[What you need to do]
Render the items from the first line through the line containing "problem-question-line1 — [24, 684, 943, 730]", inclusive, as a JSON list of strings with one string per line and no blank lines.

--- START ---

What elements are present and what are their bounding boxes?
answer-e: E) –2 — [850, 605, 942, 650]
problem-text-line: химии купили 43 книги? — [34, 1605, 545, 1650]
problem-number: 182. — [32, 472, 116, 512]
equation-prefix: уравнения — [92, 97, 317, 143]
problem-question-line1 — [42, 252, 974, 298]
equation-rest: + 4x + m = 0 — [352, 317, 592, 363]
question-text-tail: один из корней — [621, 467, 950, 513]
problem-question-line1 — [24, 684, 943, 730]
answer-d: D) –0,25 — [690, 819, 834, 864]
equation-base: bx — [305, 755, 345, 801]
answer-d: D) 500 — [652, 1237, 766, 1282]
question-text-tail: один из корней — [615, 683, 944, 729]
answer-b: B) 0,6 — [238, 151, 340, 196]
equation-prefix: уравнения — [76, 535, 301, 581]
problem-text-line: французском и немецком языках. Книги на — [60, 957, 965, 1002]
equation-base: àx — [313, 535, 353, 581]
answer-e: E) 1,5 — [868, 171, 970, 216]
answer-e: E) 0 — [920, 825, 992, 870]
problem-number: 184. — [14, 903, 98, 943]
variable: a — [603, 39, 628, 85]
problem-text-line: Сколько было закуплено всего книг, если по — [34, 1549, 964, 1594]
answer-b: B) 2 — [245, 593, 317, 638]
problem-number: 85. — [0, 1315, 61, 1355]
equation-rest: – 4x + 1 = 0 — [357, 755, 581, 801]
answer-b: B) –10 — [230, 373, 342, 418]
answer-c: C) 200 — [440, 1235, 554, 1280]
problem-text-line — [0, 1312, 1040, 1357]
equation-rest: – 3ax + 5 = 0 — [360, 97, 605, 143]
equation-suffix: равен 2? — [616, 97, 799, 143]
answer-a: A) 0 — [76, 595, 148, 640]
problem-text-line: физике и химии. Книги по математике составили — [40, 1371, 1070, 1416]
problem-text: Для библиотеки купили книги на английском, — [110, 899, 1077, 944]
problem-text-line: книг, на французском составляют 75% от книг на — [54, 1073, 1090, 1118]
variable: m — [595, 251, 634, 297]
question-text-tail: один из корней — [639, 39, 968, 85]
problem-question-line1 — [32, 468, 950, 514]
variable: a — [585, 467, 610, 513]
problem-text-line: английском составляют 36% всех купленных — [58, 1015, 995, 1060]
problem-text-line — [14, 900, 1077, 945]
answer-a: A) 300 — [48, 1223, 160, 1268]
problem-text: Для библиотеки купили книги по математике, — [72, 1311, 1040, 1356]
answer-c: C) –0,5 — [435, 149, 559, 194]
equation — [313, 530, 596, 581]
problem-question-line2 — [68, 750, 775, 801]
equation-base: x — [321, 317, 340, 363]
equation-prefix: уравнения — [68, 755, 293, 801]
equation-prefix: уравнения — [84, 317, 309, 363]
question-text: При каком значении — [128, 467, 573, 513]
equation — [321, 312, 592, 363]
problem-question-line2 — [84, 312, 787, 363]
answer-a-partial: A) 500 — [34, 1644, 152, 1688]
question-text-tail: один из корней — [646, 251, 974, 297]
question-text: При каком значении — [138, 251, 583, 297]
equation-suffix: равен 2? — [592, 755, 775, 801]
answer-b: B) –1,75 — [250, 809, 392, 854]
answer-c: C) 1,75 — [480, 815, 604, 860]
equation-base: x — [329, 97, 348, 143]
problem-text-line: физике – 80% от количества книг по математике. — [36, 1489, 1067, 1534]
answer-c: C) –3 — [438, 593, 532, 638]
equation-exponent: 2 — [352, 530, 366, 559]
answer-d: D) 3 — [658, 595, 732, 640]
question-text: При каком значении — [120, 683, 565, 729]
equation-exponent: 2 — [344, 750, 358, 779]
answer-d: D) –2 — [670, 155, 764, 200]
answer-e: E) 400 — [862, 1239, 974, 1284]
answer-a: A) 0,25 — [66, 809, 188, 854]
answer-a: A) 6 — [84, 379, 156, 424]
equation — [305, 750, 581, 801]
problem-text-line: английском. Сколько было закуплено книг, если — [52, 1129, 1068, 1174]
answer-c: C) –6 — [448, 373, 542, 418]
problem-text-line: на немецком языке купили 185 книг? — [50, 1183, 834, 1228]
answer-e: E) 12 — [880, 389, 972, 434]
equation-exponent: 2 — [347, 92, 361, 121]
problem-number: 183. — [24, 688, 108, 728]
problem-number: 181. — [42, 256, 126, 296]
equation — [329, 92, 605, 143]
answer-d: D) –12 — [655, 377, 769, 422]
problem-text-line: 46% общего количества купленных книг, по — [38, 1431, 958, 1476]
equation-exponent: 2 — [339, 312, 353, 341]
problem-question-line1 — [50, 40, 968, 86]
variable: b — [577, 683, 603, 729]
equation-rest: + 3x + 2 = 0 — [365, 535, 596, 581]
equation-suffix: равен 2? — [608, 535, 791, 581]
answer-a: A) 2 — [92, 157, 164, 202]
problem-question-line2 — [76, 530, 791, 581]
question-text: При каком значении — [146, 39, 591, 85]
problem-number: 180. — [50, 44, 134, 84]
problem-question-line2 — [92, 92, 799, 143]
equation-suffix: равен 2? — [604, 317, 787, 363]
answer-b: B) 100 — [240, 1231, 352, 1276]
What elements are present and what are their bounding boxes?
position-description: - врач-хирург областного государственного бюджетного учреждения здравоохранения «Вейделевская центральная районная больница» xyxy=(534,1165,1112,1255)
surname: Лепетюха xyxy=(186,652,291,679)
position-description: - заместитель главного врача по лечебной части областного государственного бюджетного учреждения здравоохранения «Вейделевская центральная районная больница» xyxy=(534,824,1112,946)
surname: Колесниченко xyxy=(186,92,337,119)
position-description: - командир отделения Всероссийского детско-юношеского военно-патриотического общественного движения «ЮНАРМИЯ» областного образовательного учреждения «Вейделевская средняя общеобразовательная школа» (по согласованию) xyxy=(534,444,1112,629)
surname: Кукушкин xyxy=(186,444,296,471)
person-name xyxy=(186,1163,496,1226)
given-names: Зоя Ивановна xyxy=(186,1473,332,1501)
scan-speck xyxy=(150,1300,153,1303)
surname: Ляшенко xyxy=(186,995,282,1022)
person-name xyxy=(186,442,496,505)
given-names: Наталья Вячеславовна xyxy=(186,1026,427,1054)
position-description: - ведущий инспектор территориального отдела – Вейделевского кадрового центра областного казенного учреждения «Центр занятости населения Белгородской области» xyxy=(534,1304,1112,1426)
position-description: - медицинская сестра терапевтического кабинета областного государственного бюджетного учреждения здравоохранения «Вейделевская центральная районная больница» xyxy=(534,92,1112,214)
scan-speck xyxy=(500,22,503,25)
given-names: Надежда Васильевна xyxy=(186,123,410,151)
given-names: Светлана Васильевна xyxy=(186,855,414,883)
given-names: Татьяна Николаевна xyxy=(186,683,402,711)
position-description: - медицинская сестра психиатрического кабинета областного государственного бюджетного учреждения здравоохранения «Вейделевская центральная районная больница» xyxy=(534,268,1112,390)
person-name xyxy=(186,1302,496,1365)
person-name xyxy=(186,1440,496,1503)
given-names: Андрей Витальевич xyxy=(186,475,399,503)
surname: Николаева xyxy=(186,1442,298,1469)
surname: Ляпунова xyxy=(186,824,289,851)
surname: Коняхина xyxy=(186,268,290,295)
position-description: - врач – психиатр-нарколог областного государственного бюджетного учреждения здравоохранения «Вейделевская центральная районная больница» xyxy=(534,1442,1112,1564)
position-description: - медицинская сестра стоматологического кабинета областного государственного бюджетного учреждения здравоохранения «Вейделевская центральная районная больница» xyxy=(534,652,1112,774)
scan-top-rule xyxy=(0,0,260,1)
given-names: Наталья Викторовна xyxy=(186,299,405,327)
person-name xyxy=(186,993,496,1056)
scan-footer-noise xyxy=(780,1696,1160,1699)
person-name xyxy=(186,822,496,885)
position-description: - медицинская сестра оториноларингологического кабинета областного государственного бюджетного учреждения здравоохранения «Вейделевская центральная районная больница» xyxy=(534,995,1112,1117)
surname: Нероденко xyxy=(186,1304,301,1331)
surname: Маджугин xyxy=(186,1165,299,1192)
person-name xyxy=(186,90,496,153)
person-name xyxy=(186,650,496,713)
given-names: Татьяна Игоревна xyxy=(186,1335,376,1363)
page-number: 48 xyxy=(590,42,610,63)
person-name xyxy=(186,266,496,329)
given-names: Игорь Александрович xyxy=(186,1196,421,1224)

--- END ---

[Completed task]
[
  "What elements are present and what are their bounding boxes?",
  "answer-e: E) –2 — [850, 605, 942, 650]",
  "problem-text-line: химии купили 43 книги? — [34, 1605, 545, 1650]",
  "problem-number: 182. — [32, 472, 116, 512]",
  "equation-prefix: уравнения — [92, 97, 317, 143]",
  "problem-question-line1 — [42, 252, 974, 298]",
  "equation-rest: + 4x + m = 0 — [352, 317, 592, 363]",
  "question-text-tail: один из корней — [621, 467, 950, 513]",
  "problem-question-line1 — [24, 684, 943, 730]"
]